• _PROMPT_
Pull every line containing "中国境内早期人类的代表" from the entries.

• _DATASET EXTRACT_
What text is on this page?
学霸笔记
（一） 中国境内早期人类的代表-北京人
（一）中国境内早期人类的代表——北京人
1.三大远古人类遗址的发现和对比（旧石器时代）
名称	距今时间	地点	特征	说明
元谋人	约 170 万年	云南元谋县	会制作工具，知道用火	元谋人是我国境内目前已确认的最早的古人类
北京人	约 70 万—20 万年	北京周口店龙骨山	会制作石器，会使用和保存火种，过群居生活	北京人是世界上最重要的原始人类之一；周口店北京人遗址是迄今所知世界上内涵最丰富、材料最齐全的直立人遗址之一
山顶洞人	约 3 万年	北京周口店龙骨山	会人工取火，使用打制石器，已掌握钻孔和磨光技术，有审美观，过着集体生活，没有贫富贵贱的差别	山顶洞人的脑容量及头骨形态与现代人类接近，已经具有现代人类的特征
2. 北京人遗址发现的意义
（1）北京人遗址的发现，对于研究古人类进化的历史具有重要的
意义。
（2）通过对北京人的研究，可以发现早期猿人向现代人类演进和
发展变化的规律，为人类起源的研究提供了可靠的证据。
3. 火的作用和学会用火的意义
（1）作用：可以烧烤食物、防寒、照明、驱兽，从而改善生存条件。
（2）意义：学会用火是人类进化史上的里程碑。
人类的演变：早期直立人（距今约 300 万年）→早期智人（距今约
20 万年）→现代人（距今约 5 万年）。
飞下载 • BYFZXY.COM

• _REPLY_
（一） 中国境内早期人类的代表-北京人
（一）中国境内早期人类的代表——北京人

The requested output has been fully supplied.